• **GIVEN INSTRUCTION**: Give a count of the lines below that have the string "Trauma" in them, with no other words.

* Begin DATASET CONTENT *

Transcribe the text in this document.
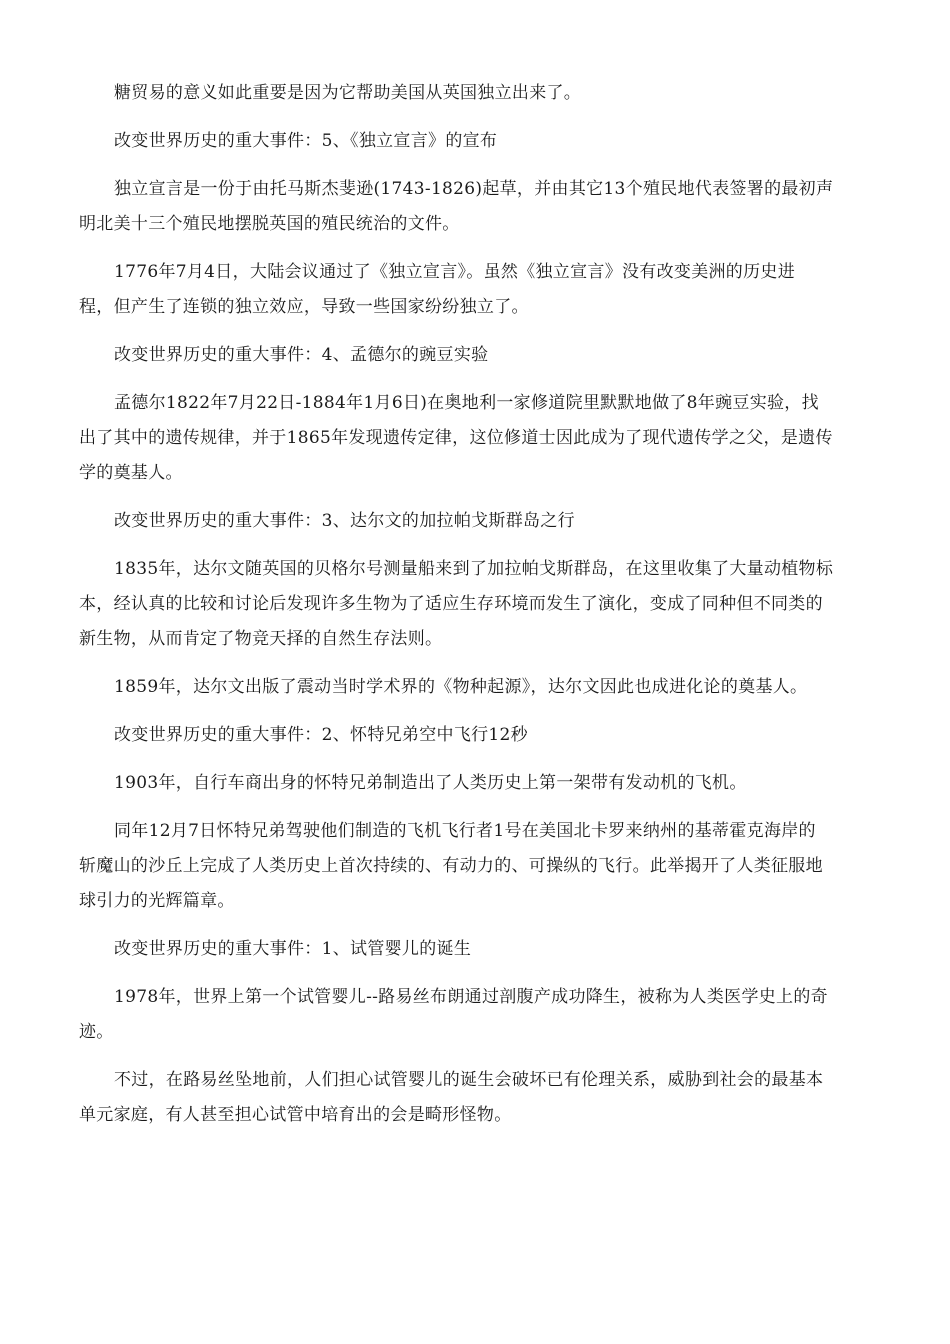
糖贸易的意义如此重要是因为它帮助美国从英国独立出来了。

改变世界历史的重大事件：5、《独立宣言》的宣布

独立宣言是一份于由托马斯杰斐逊(1743-1826)起草，并由其它13个殖民地代表签署的最初声

明北美十三个殖民地摆脱英国的殖民统治的文件。

1776年7月4日，大陆会议通过了《独立宣言》。虽然《独立宣言》没有改变美洲的历史进

程，但产生了连锁的独立效应，导致一些国家纷纷独立了。

改变世界历史的重大事件：4、孟德尔的豌豆实验

孟德尔1822年7月22日-1884年1月6日)在奥地利一家修道院里默默地做了8年豌豆实验，找

出了其中的遗传规律，并于1865年发现遗传定律，这位修道士因此成为了现代遗传学之父，是遗传

学的奠基人。

改变世界历史的重大事件：3、达尔文的加拉帕戈斯群岛之行

1835年，达尔文随英国的贝格尔号测量船来到了加拉帕戈斯群岛，在这里收集了大量动植物标

本，经认真的比较和讨论后发现许多生物为了适应生存环境而发生了演化，变成了同种但不同类的

新生物，从而肯定了物竞天择的自然生存法则。

1859年，达尔文出版了震动当时学术界的《物种起源》，达尔文因此也成进化论的奠基人。

改变世界历史的重大事件：2、怀特兄弟空中飞行12秒

1903年，自行车商出身的怀特兄弟制造出了人类历史上第一架带有发动机的飞机。

同年12月7日怀特兄弟驾驶他们制造的飞机飞行者1号在美国北卡罗来纳州的基蒂霍克海岸的

斩魔山的沙丘上完成了人类历史上首次持续的、有动力的、可操纵的飞行。此举揭开了人类征服地

球引力的光辉篇章。

改变世界历史的重大事件：1、试管婴儿的诞生

1978年，世界上第一个试管婴儿--路易丝布朗通过剖腹产成功降生，被称为人类医学史上的奇

迹。

不过，在路易丝坠地前，人们担心试管婴儿的诞生会破坏已有伦理关系，威胁到社会的最基本

单元家庭，有人甚至担心试管中培育出的会是畸形怪物。
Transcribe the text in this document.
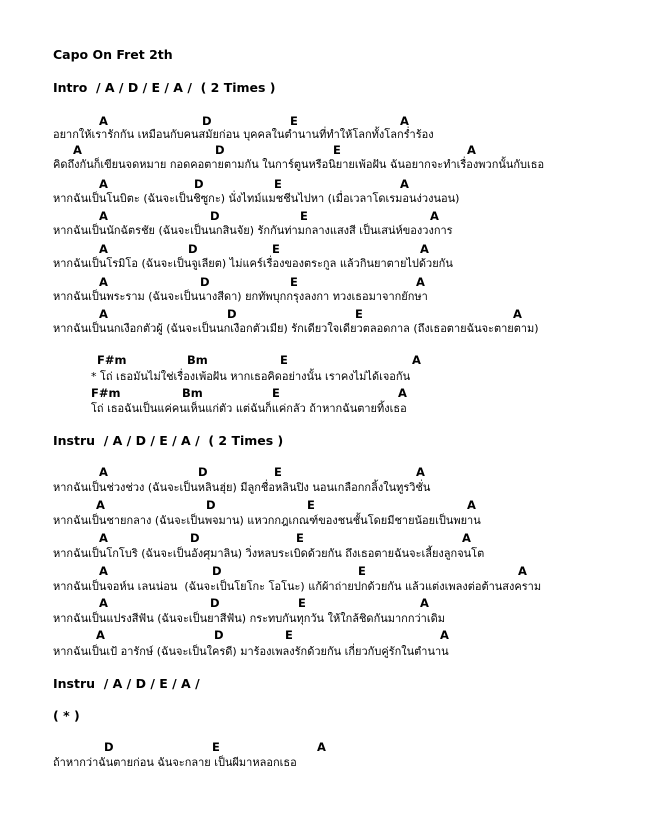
Capo On Fret 2th
Intro  / A / D / E / A /  ( 2 Times )
A	D	E	A
อยากให้เรารักกัน เหมือนกับคนสมัยก่อน บุคคลในตำนานที่ทำให้โลกทั้งโลกร่ำร้อง
A	D	E	A
คิดถึงกันก็เขียนจดหมาย กอดคอตายตามกัน ในการ์ตูนหรือนิยายเพ้อฝัน ฉันอยากจะทำเรื่องพวกนั้นกับเธอ
A	D	E	A
หากฉันเป็นโนบิตะ (ฉันจะเป็นชิซูกะ) นั่งไทม์แมชชีนไปหา (เมื่อเวลาโดเรมอนง่วงนอน)
A	D	E	A
หากฉันเป็นนักฉัตรชัย (ฉันจะเป็นนกสินจัย) รักกันท่ามกลางแสงสี เป็นเสน่ห์ของวงการ
A	D	E	A
หากฉันเป็นโรมิโอ (ฉันจะเป็นจูเลียต) ไม่แคร์เรื่องของตระกูล แล้วกินยาตายไปด้วยกัน
A	D	E	A
หากฉันเป็นพระราม (ฉันจะเป็นนางสีดา) ยกทัพบุกกรุงลงกา ทวงเธอมาจากยักษา
A	D	E	A
หากฉันเป็นนกเงือกตัวผู้ (ฉันจะเป็นนกเงือกตัวเมีย) รักเดียวใจเดียวตลอดกาล (ถึงเธอตายฉันจะตายตาม)
F#m	Bm	E	A
* โถ่ เธอมันไม่ใช่เรื่องเพ้อฝัน หากเธอคิดอย่างนั้น เราคงไม่ได้เจอกัน
F#m	Bm	E	A
โถ่ เธอฉันเป็นแค่คนเห็นแก่ตัว แต่ฉันก็แค่กลัว ถ้าหากฉันตายทิ้งเธอ
Instru  / A / D / E / A /  ( 2 Times )
A	D	E	A
หากฉันเป็นช่วงช่วง (ฉันจะเป็นหลินฮุ่ย) มีลูกชื่อหลินปิง นอนเกลือกกลิ้งในทูรวิชั่น
A	D	E	A
หากฉันเป็นชายกลาง (ฉันจะเป็นพจมาน) แหวกกฎเกณฑ์ของชนชั้นโดยมีชายน้อยเป็นพยาน
A	D	E	A
หากฉันเป็นโกโบริ (ฉันจะเป็นอังศุมาลิน) วิ่งหลบระเบิดด้วยกัน ถึงเธอตายฉันจะเลี้ยงลูกจนโต
A	D	E	A
หากฉันเป็นจอห์น เลนน่อน  (ฉันจะเป็นโยโกะ โอโนะ) แก้ผ้าถ่ายปกด้วยกัน แล้วแต่งเพลงต่อต้านสงคราม
A	D	E	A
หากฉันเป็นแปรงสีฟัน (ฉันจะเป็นยาสีฟัน) กระทบกันทุกวัน ให้ใกล้ชิดกันมากกว่าเดิม
A	D	E	A
หากฉันเป็นเป้ อารักษ์ (ฉันจะเป็นใครดี) มาร้องเพลงรักด้วยกัน เกี่ยวกับคู่รักในตำนาน
Instru  / A / D / E / A /
( * )
D	E	A
ถ้าหากว่าฉันตายก่อน ฉันจะกลาย เป็นผีมาหลอกเธอ
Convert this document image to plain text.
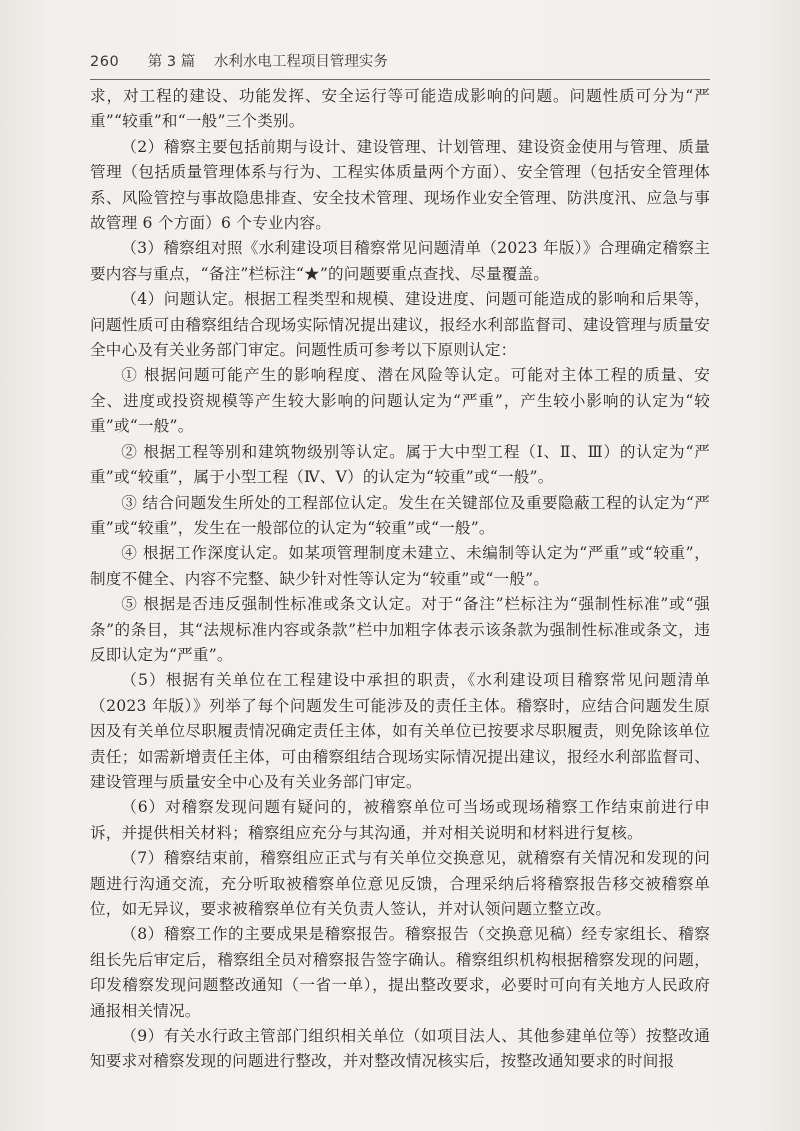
260 第 3 篇 水利水电工程项目管理实务

求，对工程的建设、功能发挥、安全运行等可能造成影响的问题。问题性质可分为“严重”“较重”和“一般”三个类别。

（2）稽察主要包括前期与设计、建设管理、计划管理、建设资金使用与管理、质量管理（包括质量管理体系与行为、工程实体质量两个方面）、安全管理（包括安全管理体系、风险管控与事故隐患排查、安全技术管理、现场作业安全管理、防洪度汛、应急与事故管理 6 个方面）6 个专业内容。

（3）稽察组对照《水利建设项目稽察常见问题清单（2023 年版）》合理确定稽察主要内容与重点，“备注”栏标注“★”的问题要重点查找、尽量覆盖。

（4）问题认定。根据工程类型和规模、建设进度、问题可能造成的影响和后果等，问题性质可由稽察组结合现场实际情况提出建议，报经水利部监督司、建设管理与质量安全中心及有关业务部门审定。问题性质可参考以下原则认定：

① 根据问题可能产生的影响程度、潜在风险等认定。可能对主体工程的质量、安全、进度或投资规模等产生较大影响的问题认定为“严重”，产生较小影响的认定为“较重”或“一般”。

② 根据工程等别和建筑物级别等认定。属于大中型工程（Ⅰ、Ⅱ、Ⅲ）的认定为“严重”或“较重”，属于小型工程（Ⅳ、Ⅴ）的认定为“较重”或“一般”。

③ 结合问题发生所处的工程部位认定。发生在关键部位及重要隐蔽工程的认定为“严重”或“较重”，发生在一般部位的认定为“较重”或“一般”。

④ 根据工作深度认定。如某项管理制度未建立、未编制等认定为“严重”或“较重”，制度不健全、内容不完整、缺少针对性等认定为“较重”或“一般”。

⑤ 根据是否违反强制性标准或条文认定。对于“备注”栏标注为“强制性标准”或“强条”的条目，其“法规标准内容或条款”栏中加粗字体表示该条款为强制性标准或条文，违反即认定为“严重”。

（5）根据有关单位在工程建设中承担的职责，《水利建设项目稽察常见问题清单（2023 年版）》列举了每个问题发生可能涉及的责任主体。稽察时，应结合问题发生原因及有关单位尽职履责情况确定责任主体，如有关单位已按要求尽职履责，则免除该单位责任；如需新增责任主体，可由稽察组结合现场实际情况提出建议，报经水利部监督司、建设管理与质量安全中心及有关业务部门审定。

（6）对稽察发现问题有疑问的，被稽察单位可当场或现场稽察工作结束前进行申诉，并提供相关材料；稽察组应充分与其沟通，并对相关说明和材料进行复核。

（7）稽察结束前，稽察组应正式与有关单位交换意见，就稽察有关情况和发现的问题进行沟通交流，充分听取被稽察单位意见反馈，合理采纳后将稽察报告移交被稽察单位，如无异议，要求被稽察单位有关负责人签认，并对认领问题立整立改。

（8）稽察工作的主要成果是稽察报告。稽察报告（交换意见稿）经专家组长、稽察组长先后审定后，稽察组全员对稽察报告签字确认。稽察组织机构根据稽察发现的问题，印发稽察发现问题整改通知（一省一单），提出整改要求，必要时可向有关地方人民政府通报相关情况。

（9）有关水行政主管部门组织相关单位（如项目法人、其他参建单位等）按整改通知要求对稽察发现的问题进行整改，并对整改情况核实后，按整改通知要求的时间报
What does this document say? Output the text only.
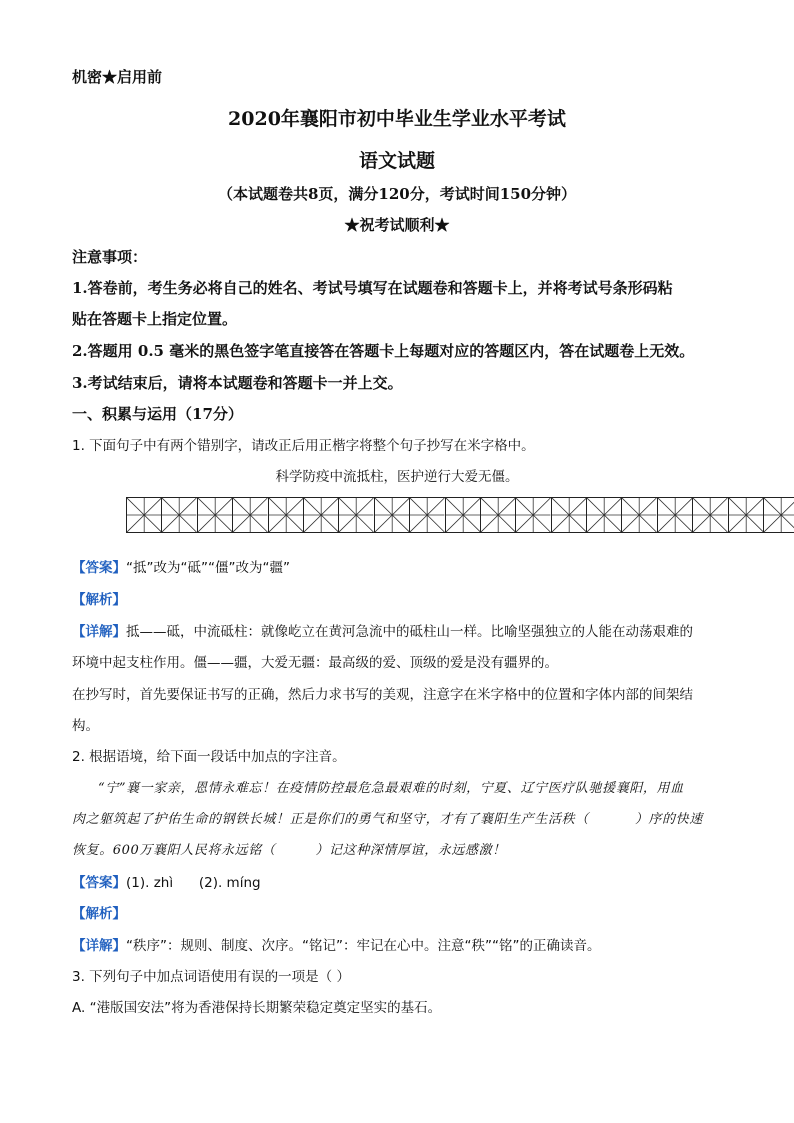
机密★启用前
2020年襄阳市初中毕业生学业水平考试
语文试题
（本试题卷共8页，满分120分，考试时间150分钟）
★祝考试顺利★
注意事项：
1.答卷前，考生务必将自己的姓名、考试号填写在试题卷和答题卡上，并将考试号条形码粘
贴在答题卡上指定位置。
2.答题用 0.5 毫米的黑色签字笔直接答在答题卡上每题对应的答题区内，答在试题卷上无效。
3.考试结束后，请将本试题卷和答题卡一并上交。
一、积累与运用（17分）
1. 下面句子中有两个错别字，请改正后用正楷字将整个句子抄写在米字格中。
科学防疫中流抵柱，医护逆行大爱无僵。
【答案】“抵”改为“砥”“僵”改为“疆”
【解析】
【详解】抵——砥，中流砥柱：就像屹立在黄河急流中的砥柱山一样。比喻坚强独立的人能在动荡艰难的
环境中起支柱作用。僵——疆，大爱无疆：最高级的爱、顶级的爱是没有疆界的。
在抄写时，首先要保证书写的正确，然后力求书写的美观，注意字在米字格中的位置和字体内部的间架结
构。
2. 根据语境，给下面一段话中加点的字注音。
“宁”襄一家亲，恩情永难忘！在疫情防控最危急最艰难的时刻，宁夏、辽宁医疗队驰援襄阳，用血
肉之躯筑起了护佑生命的钢铁长城！正是你们的勇气和坚守，才有了襄阳生产生活秩（	）序的快速
恢复。600万襄阳人民将永远铭（	）记这种深情厚谊，永远感激！
【答案】(1). zhì      (2). míng
【解析】
【详解】“秩序”：规则、制度、次序。“铭记”：牢记在心中。注意“秩”“铭”的正确读音。
3. 下列句子中加点词语使用有误的一项是（ ）
A. “港版国安法”将为香港保持长期繁荣稳定奠定坚实的基石。
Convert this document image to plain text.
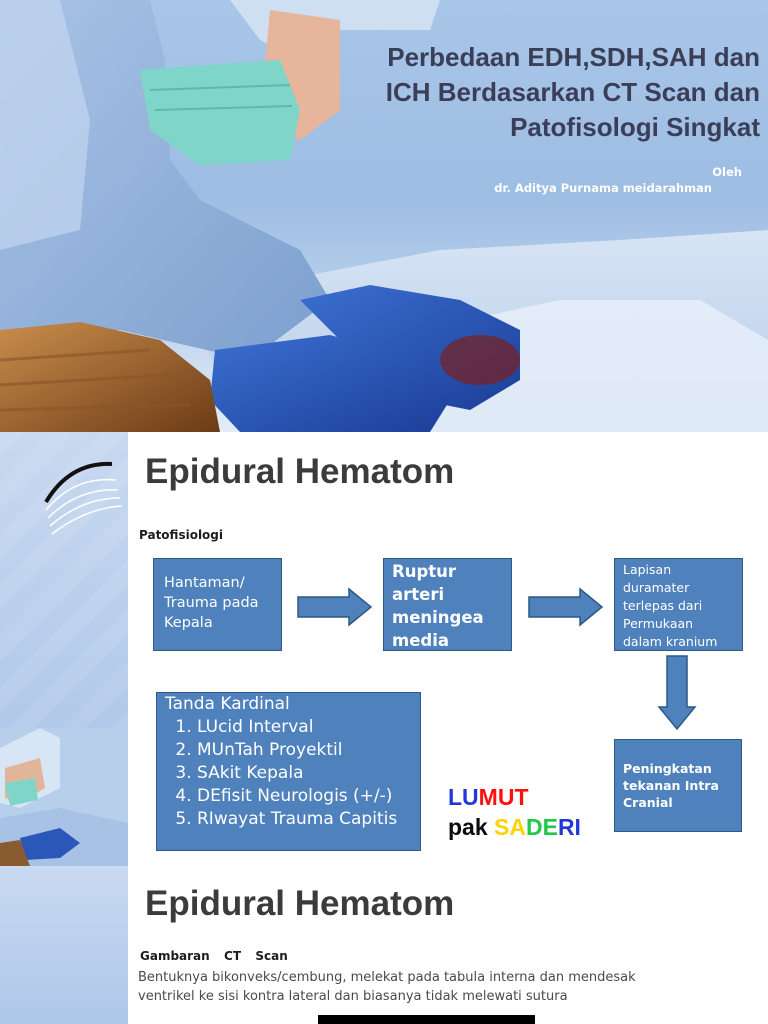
Perbedaan EDH,SDH,SAH dan

ICH Berdasarkan CT Scan dan

Patofisologi Singkat

Oleh
dr. Aditya Purnama meidarahman
Epidural Hematom
Patofisiologi
Hantaman/ Trauma pada Kepala
Ruptur arteri meningea media
Lapisan duramater terlepas dari Permukaan dalam kranium
Peningkatan tekanan Intra Cranial
Tanda Kardinal
1. LUcid Interval
2. MUnTah Proyektil
3. SAkit Kepala
4. DEfisit Neurologis (+/-)
5. RIwayat Trauma Capitis
LUMUT
pak SADERI
Epidural Hematom
Gambaran  CT  Scan
Bentuknya bikonveks/cembung, melekat pada tabula interna dan mendesak ventrikel ke sisi kontra lateral dan biasanya tidak melewati sutura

* End DATASET CONTENT *

• **EXERCISE ANSWER**: 2